Find each line with the string "color" and copy it.

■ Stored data
--------------------

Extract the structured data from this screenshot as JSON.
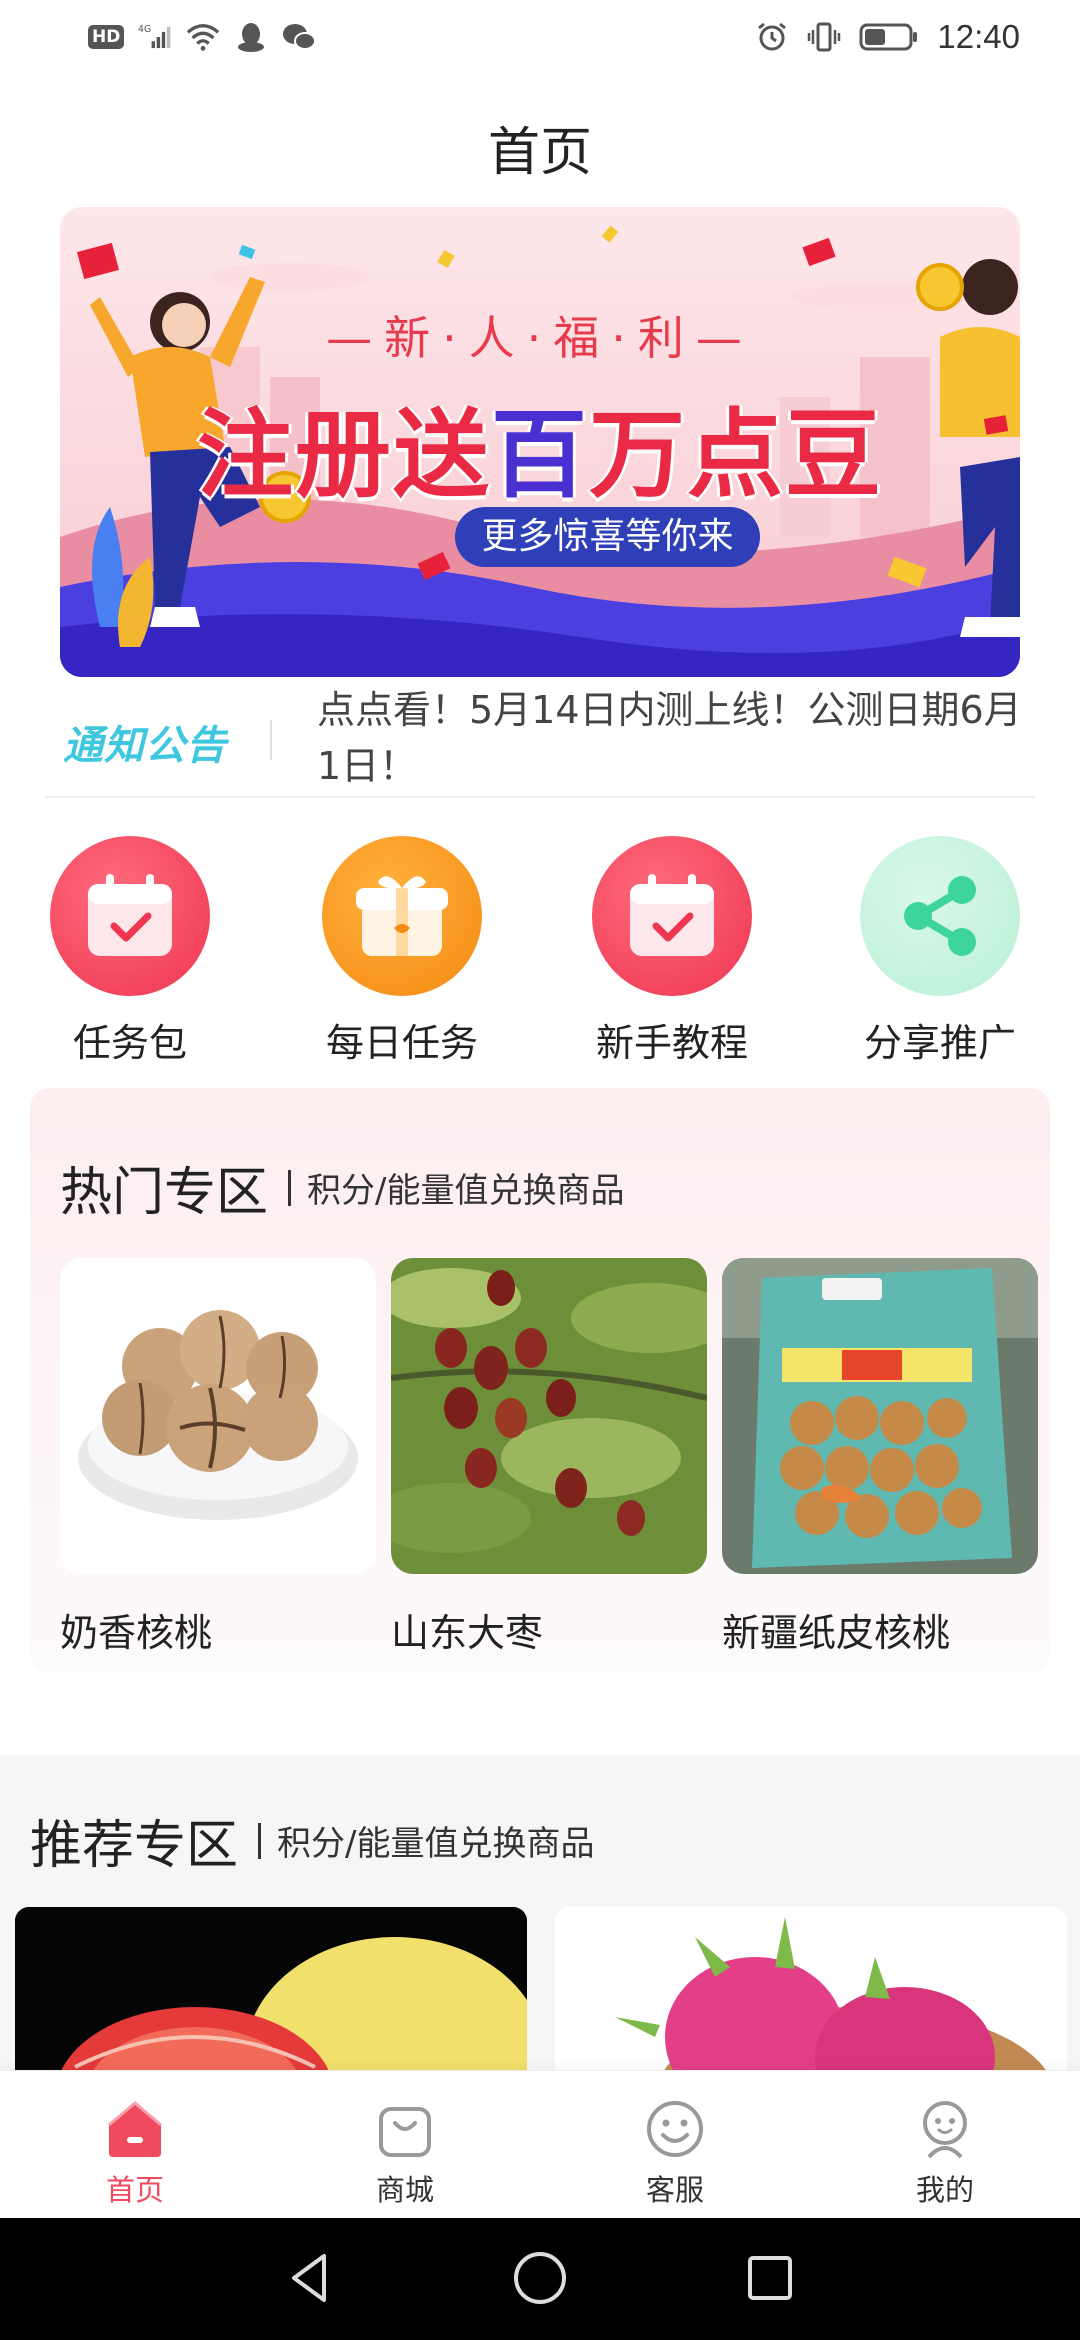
{
  "status_bar": {
    "hd": "HD",
    "network": "4G",
    "time": "12:40"
  },
  "header": {
    "title": "首页"
  },
  "banner": {
    "subtitle": "—新·人·福·利—",
    "main_prefix": "注册送",
    "main_emphasis": "百",
    "main_suffix": "万点豆",
    "pill": "更多惊喜等你来"
  },
  "notice": {
    "logo": "通知公告",
    "text": "点点看！5月14日内测上线！公测日期6月1日！"
  },
  "quick_menu": {
    "items": [
      {
        "label": "任务包",
        "icon": "calendar-check-icon",
        "color": "#f0435a"
      },
      {
        "label": "每日任务",
        "icon": "gift-box-icon",
        "color": "#f7931f"
      },
      {
        "label": "新手教程",
        "icon": "calendar-check-icon",
        "color": "#f0435a"
      },
      {
        "label": "分享推广",
        "icon": "share-icon",
        "color": "#3ed59a"
      }
    ]
  },
  "hot_zone": {
    "title": "热门专区",
    "subtitle": "积分/能量值兑换商品",
    "products": [
      {
        "name": "奶香核桃"
      },
      {
        "name": "山东大枣"
      },
      {
        "name": "新疆纸皮核桃"
      }
    ]
  },
  "recommend_zone": {
    "title": "推荐专区",
    "subtitle": "积分/能量值兑换商品"
  },
  "tab_bar": {
    "tabs": [
      {
        "label": "首页",
        "icon": "home-icon"
      },
      {
        "label": "商城",
        "icon": "shopping-bag-icon"
      },
      {
        "label": "客服",
        "icon": "smiley-icon"
      },
      {
        "label": "我的",
        "icon": "user-icon"
      }
    ],
    "active": "首页",
    "accent": "#ef4a5e"
  },
  "nav_bar": {
    "buttons": [
      "back",
      "home",
      "recents"
    ]
  }
}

--------------------

■ COMPLETED TASK
        "color": "#f0435a"
        "color": "#f7931f"
        "color": "#f0435a"
        "color": "#3ed59a"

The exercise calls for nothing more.